> [PROBLEM REQUIREMENTS] Copy, from the entries below, each line in which the string "invented" appears.

> [INFORMATION PROVIDED]
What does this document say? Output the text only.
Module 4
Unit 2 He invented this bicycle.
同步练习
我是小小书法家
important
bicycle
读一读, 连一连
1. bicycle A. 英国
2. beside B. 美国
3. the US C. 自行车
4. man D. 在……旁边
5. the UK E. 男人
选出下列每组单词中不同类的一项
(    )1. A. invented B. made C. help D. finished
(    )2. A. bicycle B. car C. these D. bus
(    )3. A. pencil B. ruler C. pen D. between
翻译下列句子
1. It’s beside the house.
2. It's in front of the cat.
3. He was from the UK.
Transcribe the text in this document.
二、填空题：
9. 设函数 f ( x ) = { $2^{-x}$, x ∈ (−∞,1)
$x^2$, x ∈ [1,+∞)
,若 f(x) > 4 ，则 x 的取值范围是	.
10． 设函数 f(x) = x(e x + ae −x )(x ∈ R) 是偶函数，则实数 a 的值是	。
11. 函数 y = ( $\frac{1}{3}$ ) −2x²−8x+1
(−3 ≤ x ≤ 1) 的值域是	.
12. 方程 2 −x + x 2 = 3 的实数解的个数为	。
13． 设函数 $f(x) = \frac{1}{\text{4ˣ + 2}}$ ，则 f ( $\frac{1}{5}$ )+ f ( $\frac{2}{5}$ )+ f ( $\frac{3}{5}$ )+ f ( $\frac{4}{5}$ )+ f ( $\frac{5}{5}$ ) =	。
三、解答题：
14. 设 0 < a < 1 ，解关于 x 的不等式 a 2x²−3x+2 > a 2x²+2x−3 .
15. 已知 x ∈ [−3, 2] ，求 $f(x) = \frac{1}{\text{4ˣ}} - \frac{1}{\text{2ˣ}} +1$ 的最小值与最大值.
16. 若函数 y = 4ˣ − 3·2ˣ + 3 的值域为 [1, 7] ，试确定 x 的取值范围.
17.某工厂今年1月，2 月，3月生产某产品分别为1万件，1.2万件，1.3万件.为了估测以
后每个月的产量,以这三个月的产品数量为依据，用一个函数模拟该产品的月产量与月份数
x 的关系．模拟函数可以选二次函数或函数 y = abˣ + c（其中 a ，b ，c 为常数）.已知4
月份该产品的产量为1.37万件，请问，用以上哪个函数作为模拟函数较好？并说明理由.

> [THE ANSWER]
Unit 2 He invented this bicycle.
(    )1. A. invented B. made C. help D. finished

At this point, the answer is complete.